--- START OF EXCERPTED RECORDS ---

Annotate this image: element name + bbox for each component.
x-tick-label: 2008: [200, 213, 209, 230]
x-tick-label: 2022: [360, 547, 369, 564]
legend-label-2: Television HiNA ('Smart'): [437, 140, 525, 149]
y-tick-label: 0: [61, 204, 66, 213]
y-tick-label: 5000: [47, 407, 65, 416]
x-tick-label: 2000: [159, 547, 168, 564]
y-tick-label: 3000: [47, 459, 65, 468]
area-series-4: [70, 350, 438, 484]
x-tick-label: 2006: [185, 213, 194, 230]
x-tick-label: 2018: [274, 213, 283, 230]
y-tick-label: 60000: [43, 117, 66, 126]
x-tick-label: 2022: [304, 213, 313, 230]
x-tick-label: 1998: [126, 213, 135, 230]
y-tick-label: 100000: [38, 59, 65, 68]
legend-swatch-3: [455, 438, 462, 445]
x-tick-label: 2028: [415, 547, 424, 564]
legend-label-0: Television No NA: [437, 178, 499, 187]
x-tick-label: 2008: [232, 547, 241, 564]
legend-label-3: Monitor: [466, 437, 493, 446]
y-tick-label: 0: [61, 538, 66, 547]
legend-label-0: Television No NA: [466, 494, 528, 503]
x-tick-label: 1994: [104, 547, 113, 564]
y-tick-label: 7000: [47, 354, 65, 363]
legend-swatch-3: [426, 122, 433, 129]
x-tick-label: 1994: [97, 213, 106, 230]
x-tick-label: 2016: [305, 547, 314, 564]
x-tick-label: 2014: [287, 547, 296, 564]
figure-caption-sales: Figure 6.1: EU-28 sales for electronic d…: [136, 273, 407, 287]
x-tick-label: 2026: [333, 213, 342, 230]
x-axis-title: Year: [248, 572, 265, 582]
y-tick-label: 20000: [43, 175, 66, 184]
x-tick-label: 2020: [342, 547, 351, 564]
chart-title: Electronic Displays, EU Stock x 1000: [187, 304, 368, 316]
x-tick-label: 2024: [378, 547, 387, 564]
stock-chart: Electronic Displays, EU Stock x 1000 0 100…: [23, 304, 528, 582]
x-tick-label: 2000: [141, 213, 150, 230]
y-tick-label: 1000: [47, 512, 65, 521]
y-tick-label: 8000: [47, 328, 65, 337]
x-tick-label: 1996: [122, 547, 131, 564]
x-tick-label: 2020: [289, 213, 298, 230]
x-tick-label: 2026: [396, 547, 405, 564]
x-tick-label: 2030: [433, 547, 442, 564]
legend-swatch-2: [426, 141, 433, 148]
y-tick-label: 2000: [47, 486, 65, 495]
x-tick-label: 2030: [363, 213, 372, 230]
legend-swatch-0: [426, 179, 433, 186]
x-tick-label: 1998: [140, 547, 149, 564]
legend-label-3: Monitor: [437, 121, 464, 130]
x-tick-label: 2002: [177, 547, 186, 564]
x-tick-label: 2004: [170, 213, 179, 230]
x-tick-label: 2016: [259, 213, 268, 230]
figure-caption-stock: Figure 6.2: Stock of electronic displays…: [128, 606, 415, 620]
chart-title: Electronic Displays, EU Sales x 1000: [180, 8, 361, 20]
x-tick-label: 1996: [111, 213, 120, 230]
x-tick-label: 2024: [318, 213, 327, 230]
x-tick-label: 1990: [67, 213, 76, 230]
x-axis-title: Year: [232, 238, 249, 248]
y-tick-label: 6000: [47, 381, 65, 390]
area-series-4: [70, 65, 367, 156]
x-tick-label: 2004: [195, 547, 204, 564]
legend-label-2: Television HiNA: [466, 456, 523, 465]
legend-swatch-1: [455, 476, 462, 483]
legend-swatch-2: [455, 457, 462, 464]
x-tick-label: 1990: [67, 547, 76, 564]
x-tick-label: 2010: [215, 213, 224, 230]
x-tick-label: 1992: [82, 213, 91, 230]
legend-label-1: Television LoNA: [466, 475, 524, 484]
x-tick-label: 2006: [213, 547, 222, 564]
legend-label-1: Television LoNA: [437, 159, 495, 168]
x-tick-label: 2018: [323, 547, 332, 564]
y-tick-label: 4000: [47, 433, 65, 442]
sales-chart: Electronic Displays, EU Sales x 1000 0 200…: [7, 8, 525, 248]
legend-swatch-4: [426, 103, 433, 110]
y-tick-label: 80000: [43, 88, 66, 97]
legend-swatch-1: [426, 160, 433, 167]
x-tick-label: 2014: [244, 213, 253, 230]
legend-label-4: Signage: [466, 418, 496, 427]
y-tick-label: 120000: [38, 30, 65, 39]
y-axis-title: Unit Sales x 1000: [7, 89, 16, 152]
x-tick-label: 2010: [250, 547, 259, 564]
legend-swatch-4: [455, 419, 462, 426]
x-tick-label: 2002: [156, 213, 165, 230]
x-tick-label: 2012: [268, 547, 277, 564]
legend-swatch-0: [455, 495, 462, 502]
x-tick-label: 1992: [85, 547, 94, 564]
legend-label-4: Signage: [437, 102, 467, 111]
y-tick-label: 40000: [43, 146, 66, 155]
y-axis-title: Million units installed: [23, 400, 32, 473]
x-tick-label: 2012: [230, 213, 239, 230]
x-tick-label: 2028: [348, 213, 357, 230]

--- END OF EXCERPTED RECORDS ---

[SHORT TASK] Pull out the rows from the first one through the line containing "figure-caption-sales: Figure 6.1: EU-28", inclusive, and copy them exactly as they appear.

[EXERCISE OUTPUT]
Annotate this image: element name + bbox for each component.
x-tick-label: 2008: [200, 213, 209, 230]
x-tick-label: 2022: [360, 547, 369, 564]
legend-label-2: Television HiNA ('Smart'): [437, 140, 525, 149]
y-tick-label: 0: [61, 204, 66, 213]
y-tick-label: 5000: [47, 407, 65, 416]
x-tick-label: 2000: [159, 547, 168, 564]
y-tick-label: 3000: [47, 459, 65, 468]
area-series-4: [70, 350, 438, 484]
x-tick-label: 2006: [185, 213, 194, 230]
x-tick-label: 2018: [274, 213, 283, 230]
y-tick-label: 60000: [43, 117, 66, 126]
x-tick-label: 2022: [304, 213, 313, 230]
x-tick-label: 1998: [126, 213, 135, 230]
y-tick-label: 100000: [38, 59, 65, 68]
legend-swatch-3: [455, 438, 462, 445]
x-tick-label: 2028: [415, 547, 424, 564]
legend-label-0: Television No NA: [437, 178, 499, 187]
x-tick-label: 2008: [232, 547, 241, 564]
legend-label-3: Monitor: [466, 437, 493, 446]
y-tick-label: 0: [61, 538, 66, 547]
legend-label-0: Television No NA: [466, 494, 528, 503]
x-tick-label: 1994: [104, 547, 113, 564]
y-tick-label: 7000: [47, 354, 65, 363]
legend-swatch-3: [426, 122, 433, 129]
x-tick-label: 1994: [97, 213, 106, 230]
x-tick-label: 2016: [305, 547, 314, 564]
x-tick-label: 2014: [287, 547, 296, 564]
figure-caption-sales: Figure 6.1: EU-28 sales for electronic d…: [136, 273, 407, 287]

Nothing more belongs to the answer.